▸ **What you need to do**:
Check every line of the entries that follow, and copy the ones containing "building".

--- --- ---

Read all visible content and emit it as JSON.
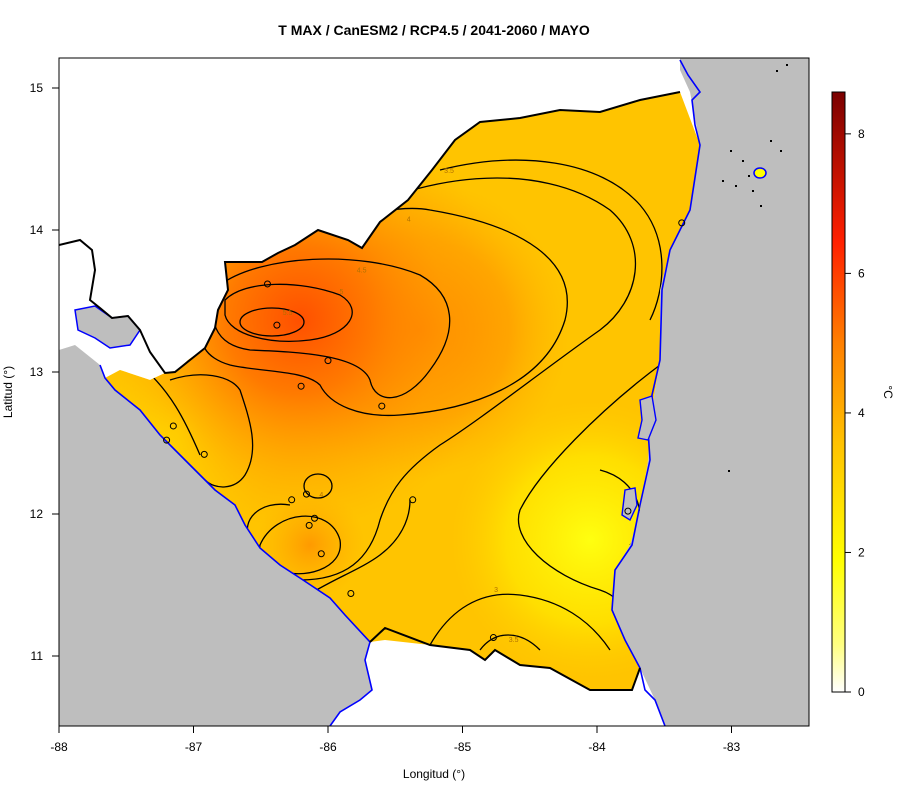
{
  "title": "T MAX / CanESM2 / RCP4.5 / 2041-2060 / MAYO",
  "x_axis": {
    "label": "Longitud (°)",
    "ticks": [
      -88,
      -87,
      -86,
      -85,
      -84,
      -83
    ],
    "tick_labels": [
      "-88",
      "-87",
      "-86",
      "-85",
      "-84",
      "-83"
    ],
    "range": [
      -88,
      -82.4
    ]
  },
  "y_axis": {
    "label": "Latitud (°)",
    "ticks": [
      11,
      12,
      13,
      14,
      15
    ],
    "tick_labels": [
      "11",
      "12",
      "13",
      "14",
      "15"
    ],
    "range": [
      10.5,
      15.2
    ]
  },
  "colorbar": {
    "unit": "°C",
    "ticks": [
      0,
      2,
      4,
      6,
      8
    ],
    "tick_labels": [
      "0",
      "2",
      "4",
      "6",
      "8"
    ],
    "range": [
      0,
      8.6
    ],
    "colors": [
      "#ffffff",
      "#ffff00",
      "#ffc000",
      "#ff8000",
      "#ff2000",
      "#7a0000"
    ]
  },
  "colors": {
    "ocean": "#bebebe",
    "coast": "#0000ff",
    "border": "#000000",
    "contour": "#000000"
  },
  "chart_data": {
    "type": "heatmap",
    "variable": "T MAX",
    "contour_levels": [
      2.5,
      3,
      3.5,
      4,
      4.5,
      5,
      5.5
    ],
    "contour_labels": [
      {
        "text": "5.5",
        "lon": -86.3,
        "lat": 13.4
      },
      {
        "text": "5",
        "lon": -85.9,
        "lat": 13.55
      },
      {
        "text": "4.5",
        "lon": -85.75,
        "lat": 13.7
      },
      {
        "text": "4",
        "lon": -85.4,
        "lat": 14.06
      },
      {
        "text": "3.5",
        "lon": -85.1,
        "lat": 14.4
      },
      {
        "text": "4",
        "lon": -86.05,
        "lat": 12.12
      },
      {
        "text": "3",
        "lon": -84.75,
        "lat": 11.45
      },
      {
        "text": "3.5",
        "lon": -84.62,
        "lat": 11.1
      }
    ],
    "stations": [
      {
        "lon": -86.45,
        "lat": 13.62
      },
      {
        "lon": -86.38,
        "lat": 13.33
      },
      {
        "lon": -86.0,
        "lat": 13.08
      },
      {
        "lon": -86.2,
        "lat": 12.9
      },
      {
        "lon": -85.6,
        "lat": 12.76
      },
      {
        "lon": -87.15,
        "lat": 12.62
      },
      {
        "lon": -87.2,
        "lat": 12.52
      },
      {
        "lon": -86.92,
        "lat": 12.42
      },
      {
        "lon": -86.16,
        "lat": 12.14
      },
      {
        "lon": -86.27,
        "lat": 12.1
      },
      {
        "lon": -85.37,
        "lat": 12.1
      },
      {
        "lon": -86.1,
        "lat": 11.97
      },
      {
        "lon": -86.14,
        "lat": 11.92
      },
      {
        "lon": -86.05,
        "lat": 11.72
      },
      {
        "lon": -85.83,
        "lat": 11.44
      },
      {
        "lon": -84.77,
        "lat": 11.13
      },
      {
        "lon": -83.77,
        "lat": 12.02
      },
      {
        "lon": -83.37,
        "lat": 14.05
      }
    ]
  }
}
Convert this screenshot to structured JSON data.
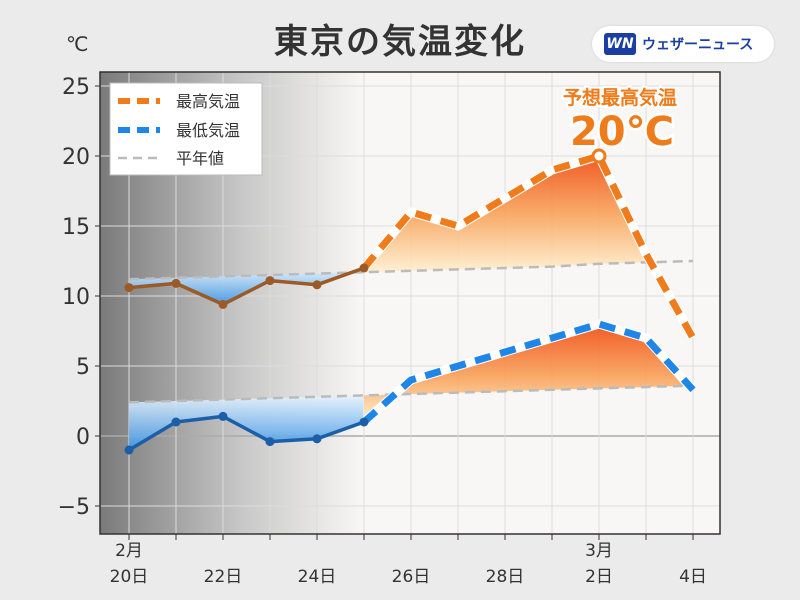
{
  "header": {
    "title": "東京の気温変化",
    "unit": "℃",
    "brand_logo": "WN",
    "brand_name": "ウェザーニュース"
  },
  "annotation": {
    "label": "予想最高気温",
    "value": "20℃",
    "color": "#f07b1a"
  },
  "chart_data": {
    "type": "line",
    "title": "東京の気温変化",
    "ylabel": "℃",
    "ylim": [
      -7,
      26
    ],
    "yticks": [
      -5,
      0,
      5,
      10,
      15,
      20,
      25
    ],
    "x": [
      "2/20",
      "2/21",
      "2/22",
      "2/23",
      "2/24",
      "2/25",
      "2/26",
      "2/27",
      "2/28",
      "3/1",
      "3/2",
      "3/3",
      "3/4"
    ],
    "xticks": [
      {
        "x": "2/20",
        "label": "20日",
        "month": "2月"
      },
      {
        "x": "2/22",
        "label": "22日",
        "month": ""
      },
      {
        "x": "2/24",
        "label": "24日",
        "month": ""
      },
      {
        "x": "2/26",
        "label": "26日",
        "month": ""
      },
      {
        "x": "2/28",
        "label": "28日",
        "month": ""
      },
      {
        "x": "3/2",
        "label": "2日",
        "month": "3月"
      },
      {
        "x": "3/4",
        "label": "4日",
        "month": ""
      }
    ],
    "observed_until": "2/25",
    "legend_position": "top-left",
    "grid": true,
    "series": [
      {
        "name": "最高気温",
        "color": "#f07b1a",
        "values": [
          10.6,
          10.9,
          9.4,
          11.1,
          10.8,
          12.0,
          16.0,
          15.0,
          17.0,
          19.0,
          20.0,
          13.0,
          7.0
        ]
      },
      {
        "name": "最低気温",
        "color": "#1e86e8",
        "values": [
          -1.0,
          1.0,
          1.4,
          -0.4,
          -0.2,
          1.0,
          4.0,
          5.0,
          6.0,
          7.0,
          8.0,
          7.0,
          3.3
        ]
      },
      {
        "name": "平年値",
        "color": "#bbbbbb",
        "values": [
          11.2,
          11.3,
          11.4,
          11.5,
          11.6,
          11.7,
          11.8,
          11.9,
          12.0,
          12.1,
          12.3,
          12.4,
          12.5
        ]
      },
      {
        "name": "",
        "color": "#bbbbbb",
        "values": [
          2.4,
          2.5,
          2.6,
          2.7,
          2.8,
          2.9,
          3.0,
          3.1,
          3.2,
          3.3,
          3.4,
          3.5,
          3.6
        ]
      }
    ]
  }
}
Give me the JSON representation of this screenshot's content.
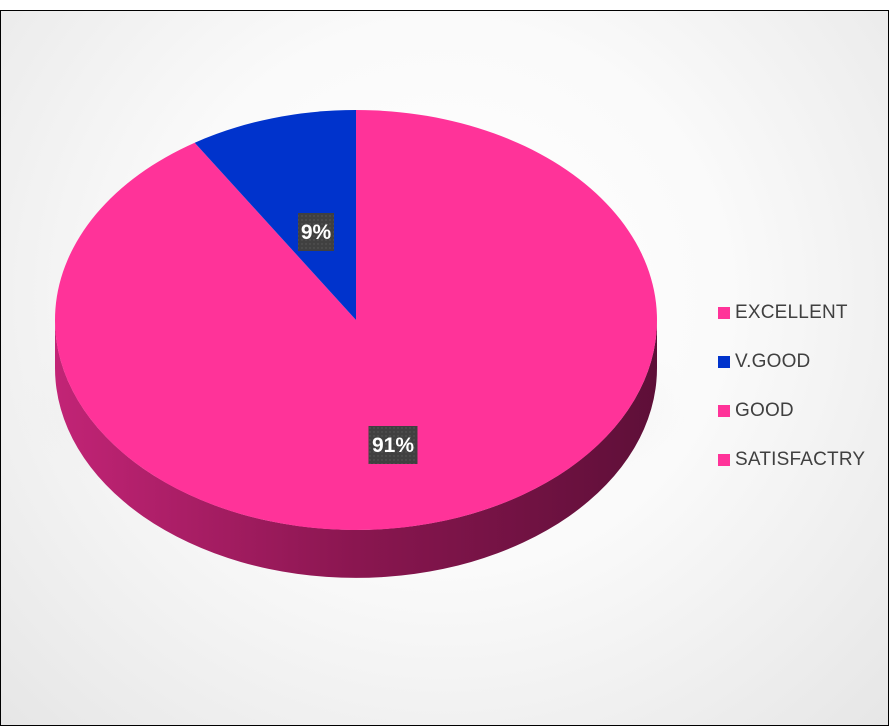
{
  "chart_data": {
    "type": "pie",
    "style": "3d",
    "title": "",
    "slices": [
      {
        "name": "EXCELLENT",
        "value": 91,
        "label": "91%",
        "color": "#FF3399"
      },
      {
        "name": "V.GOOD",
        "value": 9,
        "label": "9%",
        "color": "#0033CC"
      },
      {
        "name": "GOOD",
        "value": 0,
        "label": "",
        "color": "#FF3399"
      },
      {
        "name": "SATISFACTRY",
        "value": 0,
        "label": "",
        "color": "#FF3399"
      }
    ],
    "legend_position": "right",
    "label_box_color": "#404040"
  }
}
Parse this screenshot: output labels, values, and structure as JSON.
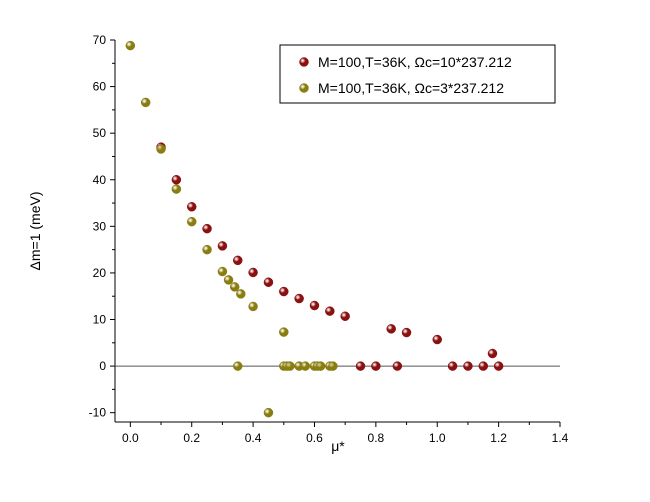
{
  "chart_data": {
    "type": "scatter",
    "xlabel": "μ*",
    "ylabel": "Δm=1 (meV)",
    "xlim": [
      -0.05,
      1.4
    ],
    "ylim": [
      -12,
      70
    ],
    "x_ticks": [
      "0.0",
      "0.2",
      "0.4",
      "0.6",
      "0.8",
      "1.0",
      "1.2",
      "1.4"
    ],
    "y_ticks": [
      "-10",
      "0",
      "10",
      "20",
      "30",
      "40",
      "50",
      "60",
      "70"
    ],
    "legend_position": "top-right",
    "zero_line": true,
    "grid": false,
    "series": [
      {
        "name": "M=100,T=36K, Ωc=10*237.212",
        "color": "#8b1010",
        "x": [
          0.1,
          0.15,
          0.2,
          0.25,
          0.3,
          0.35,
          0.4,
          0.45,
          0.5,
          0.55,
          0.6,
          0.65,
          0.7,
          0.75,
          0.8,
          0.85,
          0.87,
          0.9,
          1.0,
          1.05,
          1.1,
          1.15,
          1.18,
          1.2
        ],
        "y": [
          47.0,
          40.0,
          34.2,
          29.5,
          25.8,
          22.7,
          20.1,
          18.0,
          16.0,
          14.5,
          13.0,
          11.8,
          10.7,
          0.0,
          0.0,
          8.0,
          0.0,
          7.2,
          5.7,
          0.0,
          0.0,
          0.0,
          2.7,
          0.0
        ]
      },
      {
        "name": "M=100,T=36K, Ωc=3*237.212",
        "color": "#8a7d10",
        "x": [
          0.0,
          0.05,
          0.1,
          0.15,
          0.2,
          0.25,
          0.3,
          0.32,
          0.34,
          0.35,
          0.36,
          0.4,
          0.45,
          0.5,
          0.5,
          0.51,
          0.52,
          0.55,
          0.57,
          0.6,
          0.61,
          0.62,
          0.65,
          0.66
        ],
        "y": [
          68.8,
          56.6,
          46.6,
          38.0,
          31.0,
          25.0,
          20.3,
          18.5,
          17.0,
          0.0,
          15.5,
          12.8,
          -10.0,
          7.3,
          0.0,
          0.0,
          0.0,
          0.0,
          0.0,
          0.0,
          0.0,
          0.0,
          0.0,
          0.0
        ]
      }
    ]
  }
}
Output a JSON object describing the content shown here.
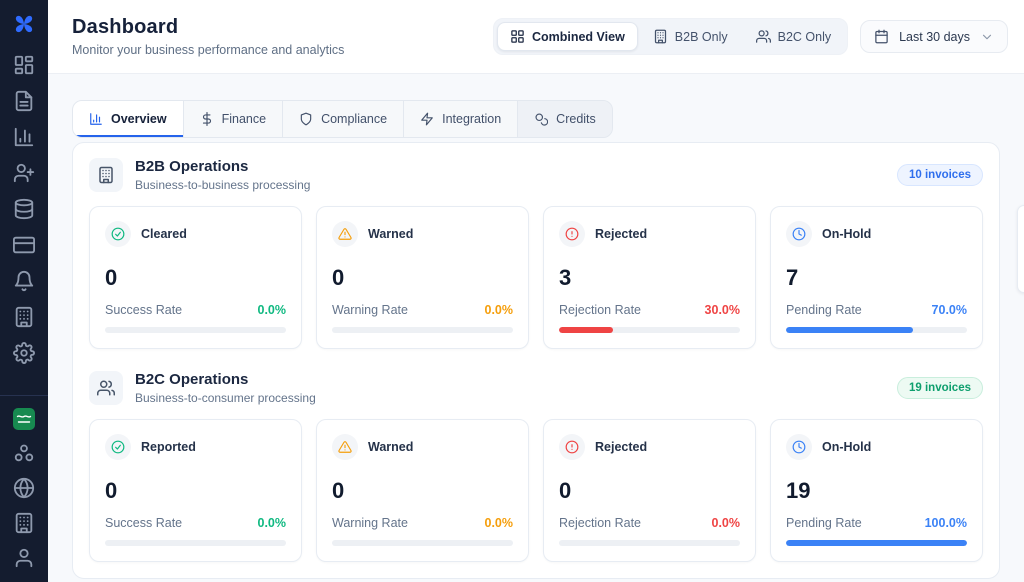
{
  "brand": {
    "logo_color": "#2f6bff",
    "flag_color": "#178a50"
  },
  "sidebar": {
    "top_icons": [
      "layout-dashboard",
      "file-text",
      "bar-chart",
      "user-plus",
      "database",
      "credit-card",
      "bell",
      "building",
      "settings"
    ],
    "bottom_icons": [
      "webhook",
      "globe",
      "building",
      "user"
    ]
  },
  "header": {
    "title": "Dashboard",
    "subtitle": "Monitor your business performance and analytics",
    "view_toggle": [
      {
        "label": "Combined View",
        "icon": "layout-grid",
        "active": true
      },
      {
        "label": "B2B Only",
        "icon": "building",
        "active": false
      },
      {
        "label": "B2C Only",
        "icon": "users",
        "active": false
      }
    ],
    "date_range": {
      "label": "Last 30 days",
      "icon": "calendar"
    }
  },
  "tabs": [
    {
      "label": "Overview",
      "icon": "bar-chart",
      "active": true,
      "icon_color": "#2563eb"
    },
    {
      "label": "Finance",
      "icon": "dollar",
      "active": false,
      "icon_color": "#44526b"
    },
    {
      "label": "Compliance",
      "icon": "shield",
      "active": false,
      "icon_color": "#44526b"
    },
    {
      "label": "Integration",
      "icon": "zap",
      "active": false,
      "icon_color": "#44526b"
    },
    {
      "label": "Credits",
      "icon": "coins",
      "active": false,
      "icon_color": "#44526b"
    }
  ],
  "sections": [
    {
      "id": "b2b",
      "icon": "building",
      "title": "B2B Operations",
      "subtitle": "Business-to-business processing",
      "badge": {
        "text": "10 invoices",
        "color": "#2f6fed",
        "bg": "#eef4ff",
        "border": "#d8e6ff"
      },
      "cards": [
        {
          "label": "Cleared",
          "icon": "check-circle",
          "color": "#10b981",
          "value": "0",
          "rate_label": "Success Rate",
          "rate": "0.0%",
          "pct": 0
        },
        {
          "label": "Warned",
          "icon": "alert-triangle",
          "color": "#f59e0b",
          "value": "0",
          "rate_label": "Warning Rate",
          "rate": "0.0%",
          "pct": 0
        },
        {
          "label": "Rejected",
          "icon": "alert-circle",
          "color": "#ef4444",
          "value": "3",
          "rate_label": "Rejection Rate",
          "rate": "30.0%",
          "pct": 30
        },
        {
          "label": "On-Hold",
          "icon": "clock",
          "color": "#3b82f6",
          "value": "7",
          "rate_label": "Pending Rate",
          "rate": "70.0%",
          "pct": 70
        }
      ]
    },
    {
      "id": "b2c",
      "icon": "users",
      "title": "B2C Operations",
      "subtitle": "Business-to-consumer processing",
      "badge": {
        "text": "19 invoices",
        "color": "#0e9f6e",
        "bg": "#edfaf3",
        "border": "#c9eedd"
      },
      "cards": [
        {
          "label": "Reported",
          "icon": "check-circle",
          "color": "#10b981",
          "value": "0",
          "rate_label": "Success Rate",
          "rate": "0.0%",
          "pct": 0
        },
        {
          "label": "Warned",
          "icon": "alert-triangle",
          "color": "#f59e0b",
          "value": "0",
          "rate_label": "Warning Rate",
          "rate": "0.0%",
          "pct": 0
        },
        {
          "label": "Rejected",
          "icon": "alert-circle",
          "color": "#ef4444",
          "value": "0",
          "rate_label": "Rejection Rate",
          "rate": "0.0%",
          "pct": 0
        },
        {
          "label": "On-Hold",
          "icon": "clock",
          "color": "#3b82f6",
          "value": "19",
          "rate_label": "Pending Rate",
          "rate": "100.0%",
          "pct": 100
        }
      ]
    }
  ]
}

--- --- ---

▸ **Right answer**:
      "building",
      "building",
        "icon": "building",
      "icon": "building",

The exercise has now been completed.